== Study material

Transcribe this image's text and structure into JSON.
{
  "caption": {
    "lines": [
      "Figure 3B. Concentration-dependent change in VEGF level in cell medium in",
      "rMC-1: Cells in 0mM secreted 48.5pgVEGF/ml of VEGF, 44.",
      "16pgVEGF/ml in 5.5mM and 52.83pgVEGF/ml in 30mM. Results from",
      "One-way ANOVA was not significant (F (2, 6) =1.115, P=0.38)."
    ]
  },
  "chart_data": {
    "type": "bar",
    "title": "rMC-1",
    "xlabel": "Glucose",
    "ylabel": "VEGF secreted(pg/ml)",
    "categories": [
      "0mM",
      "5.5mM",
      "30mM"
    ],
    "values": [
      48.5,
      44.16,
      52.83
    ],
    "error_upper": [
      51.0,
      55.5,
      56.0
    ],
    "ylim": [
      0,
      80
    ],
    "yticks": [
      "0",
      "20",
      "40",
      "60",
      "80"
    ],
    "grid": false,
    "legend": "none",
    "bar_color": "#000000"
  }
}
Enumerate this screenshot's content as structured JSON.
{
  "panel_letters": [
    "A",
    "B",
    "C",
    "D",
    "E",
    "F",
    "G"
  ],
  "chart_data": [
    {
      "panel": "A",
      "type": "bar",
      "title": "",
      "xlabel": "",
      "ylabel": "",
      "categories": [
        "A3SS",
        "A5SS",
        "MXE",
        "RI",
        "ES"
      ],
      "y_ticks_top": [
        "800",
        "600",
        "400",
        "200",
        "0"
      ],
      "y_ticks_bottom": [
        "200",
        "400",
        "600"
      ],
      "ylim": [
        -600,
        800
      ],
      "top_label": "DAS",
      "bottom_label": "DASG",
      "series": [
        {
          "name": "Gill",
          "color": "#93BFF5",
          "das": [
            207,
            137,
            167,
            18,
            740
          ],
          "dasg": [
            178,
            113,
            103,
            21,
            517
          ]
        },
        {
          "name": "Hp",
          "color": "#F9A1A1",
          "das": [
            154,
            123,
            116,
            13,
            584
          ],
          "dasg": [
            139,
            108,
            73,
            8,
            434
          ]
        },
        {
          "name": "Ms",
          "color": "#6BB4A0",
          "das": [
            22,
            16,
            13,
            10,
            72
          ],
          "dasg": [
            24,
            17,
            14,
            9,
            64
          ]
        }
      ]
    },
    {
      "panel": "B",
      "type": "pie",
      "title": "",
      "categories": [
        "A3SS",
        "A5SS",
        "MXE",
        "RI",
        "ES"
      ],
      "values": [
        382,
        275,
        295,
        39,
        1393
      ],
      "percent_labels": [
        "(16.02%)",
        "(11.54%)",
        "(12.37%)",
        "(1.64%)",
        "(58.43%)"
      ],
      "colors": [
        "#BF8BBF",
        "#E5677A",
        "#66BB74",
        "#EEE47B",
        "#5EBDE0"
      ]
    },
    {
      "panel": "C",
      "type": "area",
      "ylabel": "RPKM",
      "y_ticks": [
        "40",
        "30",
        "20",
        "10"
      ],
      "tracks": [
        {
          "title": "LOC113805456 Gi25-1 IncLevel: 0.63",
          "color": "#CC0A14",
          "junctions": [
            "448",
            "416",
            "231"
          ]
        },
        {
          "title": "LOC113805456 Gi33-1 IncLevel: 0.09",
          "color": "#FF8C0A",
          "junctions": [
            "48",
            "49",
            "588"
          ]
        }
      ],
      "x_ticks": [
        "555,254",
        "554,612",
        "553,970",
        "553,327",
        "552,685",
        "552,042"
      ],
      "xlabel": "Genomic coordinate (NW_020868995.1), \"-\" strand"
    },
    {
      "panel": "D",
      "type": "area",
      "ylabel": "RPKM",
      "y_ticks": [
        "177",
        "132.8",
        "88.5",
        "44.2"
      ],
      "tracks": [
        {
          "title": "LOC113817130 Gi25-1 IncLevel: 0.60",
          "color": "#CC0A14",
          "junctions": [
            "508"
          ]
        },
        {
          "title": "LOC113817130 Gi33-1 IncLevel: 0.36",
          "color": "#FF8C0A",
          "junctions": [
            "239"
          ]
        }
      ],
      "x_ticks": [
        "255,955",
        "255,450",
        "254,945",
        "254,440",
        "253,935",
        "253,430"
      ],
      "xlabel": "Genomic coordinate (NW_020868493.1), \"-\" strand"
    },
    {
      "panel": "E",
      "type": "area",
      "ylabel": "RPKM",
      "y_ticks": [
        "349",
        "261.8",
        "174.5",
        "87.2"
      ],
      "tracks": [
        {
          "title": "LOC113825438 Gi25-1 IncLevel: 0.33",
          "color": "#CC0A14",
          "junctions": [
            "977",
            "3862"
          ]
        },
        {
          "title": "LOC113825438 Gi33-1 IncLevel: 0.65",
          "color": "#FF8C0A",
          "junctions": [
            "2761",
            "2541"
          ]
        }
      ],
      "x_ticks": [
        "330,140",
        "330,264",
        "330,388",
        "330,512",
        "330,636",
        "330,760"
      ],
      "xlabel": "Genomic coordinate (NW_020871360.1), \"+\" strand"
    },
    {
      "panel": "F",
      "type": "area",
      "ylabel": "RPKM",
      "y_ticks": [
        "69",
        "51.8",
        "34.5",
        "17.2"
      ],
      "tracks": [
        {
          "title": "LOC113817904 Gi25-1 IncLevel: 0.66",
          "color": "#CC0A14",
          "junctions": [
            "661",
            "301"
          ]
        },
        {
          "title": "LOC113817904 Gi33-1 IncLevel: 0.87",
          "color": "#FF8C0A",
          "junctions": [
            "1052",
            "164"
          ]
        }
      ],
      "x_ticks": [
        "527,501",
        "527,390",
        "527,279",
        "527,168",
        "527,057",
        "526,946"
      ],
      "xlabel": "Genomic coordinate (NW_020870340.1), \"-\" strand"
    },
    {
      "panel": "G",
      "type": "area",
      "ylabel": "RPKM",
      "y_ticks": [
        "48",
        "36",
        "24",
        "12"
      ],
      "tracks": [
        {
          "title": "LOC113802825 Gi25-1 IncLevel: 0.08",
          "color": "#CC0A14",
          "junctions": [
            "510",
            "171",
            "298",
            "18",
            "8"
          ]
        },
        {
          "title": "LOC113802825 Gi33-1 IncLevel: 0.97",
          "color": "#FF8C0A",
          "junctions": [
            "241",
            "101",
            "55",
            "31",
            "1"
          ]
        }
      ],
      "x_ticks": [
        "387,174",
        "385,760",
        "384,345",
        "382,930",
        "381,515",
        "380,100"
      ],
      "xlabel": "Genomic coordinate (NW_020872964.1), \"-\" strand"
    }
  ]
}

====

(What the task requires) Only lines that contain the string "Genomic" count; pick each one out of the records and copy it.

(Task response)
      "xlabel": "Genomic coordinate (NW_020868995.1), \"-\" strand"
      "xlabel": "Genomic coordinate (NW_020868493.1), \"-\" strand"
      "xlabel": "Genomic coordinate (NW_020871360.1), \"+\" strand"
      "xlabel": "Genomic coordinate (NW_020870340.1), \"-\" strand"
      "xlabel": "Genomic coordinate (NW_020872964.1), \"-\" strand"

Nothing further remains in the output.